start INPUT

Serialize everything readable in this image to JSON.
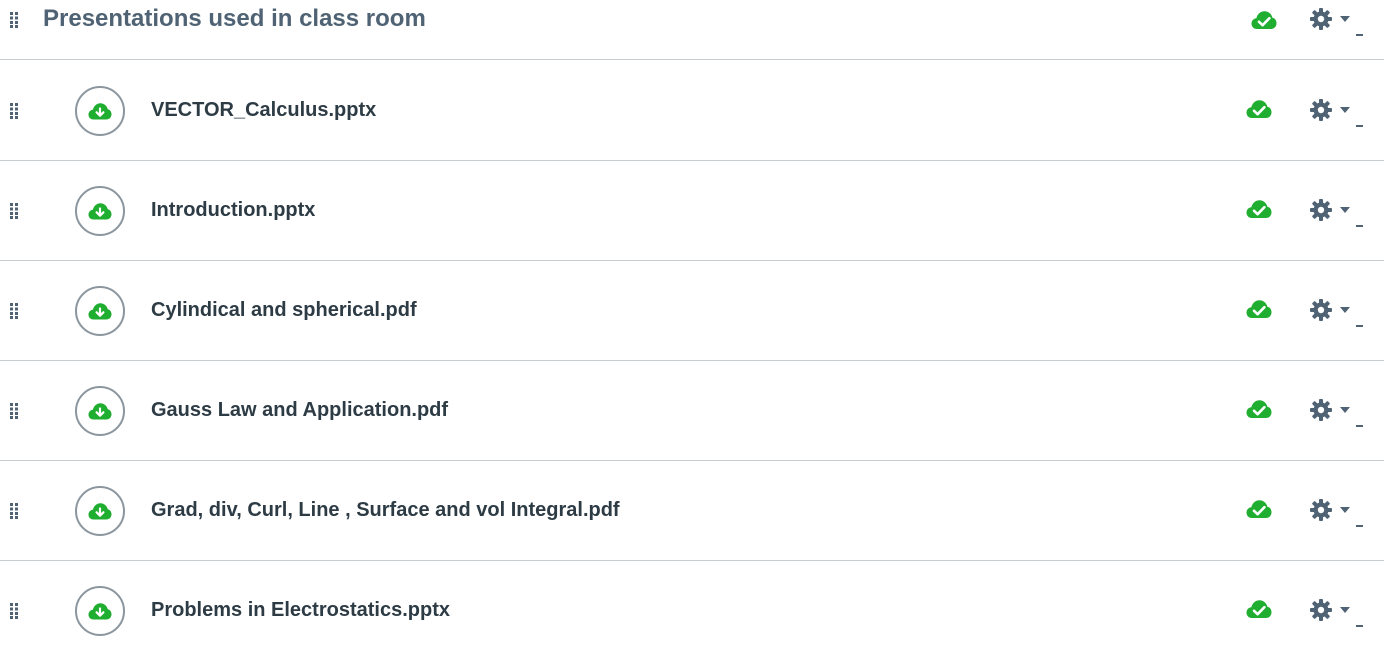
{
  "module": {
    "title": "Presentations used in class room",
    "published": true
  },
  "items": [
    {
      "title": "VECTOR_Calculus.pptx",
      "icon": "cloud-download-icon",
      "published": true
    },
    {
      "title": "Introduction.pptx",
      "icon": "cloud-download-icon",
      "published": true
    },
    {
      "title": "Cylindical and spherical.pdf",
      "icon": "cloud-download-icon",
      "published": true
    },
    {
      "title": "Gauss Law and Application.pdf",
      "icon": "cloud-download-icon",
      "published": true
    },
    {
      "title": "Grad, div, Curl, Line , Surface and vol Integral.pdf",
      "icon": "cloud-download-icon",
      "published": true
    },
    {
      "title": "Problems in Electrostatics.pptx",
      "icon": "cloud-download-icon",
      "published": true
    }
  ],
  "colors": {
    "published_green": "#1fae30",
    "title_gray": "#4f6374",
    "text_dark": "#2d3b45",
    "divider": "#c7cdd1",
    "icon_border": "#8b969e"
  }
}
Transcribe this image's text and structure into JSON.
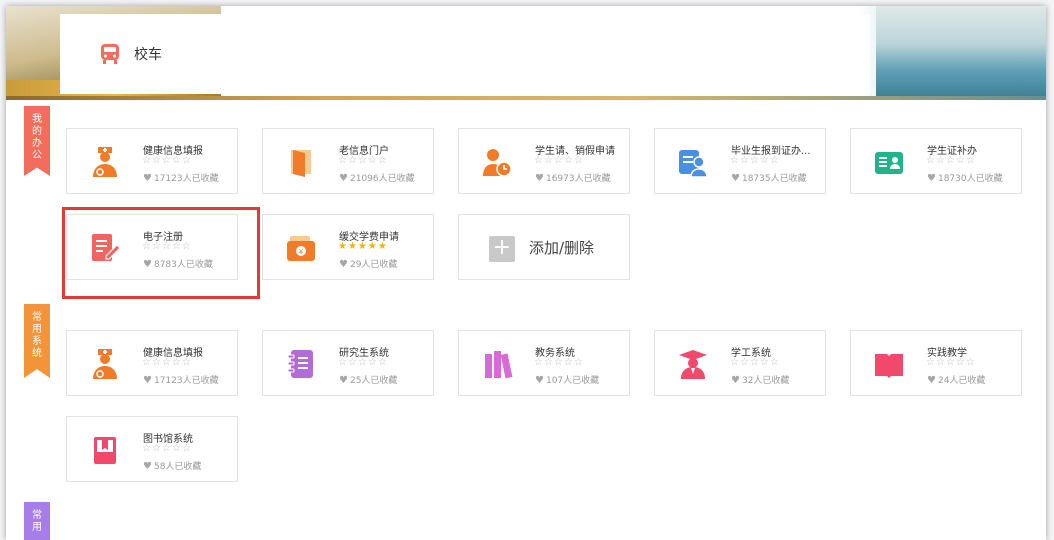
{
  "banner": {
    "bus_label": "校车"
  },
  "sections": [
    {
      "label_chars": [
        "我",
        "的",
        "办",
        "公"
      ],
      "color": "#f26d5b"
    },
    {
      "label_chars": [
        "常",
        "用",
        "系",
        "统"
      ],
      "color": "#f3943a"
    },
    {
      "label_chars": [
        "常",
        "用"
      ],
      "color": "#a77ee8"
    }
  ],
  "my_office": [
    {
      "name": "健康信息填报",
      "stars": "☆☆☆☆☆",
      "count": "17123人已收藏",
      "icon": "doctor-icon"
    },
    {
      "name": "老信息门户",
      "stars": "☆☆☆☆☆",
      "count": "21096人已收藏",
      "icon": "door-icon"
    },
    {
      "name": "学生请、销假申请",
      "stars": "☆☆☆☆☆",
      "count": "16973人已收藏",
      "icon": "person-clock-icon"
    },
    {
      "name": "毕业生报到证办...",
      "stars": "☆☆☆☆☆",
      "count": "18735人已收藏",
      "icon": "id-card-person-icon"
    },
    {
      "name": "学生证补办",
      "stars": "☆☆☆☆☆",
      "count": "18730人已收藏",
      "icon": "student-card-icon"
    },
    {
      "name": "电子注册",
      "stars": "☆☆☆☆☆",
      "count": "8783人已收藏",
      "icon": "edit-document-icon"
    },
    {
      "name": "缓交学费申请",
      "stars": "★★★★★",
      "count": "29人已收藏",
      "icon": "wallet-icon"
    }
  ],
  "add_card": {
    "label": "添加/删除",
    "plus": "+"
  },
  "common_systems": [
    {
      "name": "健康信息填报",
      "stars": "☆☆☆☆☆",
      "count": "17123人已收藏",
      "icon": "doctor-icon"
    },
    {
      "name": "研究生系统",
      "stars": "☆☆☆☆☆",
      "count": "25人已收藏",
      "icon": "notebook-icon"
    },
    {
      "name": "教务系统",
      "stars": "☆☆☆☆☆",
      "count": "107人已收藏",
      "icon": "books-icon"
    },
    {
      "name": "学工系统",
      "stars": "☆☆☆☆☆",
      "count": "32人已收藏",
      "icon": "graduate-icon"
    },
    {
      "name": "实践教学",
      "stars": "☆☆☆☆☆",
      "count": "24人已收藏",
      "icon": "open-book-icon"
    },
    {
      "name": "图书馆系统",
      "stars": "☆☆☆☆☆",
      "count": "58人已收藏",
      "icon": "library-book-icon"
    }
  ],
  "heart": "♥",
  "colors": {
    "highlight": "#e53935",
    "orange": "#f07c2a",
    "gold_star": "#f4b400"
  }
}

end INPUT
start INPUT

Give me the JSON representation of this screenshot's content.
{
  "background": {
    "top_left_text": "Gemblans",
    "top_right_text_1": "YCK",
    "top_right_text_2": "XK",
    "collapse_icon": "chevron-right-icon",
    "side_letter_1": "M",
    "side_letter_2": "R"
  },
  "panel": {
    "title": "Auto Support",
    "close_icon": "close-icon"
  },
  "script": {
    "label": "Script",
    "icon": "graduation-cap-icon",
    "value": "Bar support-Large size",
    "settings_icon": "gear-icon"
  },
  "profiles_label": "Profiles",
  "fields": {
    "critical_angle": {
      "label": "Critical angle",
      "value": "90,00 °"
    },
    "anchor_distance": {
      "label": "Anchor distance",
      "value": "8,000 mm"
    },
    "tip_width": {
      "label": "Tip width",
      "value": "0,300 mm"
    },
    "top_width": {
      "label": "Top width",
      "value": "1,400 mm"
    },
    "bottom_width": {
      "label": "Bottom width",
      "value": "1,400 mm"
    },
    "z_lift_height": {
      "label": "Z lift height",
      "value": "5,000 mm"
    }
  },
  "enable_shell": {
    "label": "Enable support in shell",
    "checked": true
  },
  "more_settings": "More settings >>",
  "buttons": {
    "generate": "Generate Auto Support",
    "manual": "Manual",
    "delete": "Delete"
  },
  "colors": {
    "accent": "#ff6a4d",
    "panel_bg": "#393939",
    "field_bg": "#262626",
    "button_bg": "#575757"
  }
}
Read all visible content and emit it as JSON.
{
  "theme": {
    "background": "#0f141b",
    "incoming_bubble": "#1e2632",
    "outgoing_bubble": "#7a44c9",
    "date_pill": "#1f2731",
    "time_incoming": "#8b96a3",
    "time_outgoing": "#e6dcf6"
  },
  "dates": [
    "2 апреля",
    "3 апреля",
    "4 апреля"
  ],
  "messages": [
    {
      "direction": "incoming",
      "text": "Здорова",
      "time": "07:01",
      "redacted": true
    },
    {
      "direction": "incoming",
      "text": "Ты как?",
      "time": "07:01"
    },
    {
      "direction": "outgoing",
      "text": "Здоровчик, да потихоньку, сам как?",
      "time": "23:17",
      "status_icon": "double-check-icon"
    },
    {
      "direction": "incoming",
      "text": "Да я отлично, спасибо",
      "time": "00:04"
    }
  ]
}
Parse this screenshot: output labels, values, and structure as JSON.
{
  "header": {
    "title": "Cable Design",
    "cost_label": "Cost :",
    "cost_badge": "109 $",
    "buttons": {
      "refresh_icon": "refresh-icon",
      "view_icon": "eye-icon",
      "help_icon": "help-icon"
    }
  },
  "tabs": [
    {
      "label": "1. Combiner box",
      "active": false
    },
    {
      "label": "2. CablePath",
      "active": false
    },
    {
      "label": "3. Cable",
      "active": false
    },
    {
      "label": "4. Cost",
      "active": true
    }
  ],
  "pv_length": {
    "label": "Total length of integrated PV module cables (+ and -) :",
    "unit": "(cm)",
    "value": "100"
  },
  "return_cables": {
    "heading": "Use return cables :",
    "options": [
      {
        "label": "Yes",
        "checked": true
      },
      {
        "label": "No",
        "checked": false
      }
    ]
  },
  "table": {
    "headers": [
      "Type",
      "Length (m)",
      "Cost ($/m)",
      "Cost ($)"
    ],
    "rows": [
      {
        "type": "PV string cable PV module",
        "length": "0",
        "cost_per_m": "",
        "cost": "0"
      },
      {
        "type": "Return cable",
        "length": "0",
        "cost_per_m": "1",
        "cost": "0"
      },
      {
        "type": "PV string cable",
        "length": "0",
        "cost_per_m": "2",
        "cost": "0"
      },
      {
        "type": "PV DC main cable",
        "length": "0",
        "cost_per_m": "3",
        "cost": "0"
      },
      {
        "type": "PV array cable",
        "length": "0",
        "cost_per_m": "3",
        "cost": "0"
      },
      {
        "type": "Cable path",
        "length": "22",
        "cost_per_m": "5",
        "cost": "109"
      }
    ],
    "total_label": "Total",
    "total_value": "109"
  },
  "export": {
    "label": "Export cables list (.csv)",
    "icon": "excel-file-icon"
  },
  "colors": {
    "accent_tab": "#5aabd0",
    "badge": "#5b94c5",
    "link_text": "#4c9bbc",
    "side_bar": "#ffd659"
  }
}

end INPUT
start INPUT

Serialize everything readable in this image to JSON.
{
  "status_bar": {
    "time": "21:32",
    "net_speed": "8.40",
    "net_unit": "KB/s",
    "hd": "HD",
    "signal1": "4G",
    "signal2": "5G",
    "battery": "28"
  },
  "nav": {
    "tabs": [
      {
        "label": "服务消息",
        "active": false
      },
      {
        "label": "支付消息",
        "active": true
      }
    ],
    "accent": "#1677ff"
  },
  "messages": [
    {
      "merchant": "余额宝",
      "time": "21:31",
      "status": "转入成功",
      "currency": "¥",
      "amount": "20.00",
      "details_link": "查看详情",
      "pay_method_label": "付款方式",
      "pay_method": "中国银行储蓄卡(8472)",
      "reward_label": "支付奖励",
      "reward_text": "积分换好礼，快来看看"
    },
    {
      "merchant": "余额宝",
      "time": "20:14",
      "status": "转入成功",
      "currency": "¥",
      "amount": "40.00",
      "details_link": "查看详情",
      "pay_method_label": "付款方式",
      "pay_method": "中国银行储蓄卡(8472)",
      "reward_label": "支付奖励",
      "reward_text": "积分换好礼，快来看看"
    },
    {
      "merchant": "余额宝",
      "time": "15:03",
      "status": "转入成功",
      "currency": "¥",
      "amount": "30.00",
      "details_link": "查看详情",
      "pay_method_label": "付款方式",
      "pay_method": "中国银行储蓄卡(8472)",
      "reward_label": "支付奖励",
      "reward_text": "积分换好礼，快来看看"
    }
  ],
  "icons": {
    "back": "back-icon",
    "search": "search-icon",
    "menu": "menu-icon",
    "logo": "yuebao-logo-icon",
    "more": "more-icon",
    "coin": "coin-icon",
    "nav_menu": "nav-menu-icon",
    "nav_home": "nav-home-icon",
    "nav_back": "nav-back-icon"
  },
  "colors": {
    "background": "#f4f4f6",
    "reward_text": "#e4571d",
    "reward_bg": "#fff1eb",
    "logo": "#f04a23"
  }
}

end INPUT

→ **GIVEN PROBLEM**:
Every line in the data that holds "screenshot" should be copied out.

→ **FULL SOLUTION**:
Give me the JSON representation of this screenshot's content.
Parse this screenshot: output labels, values, and structure as JSON.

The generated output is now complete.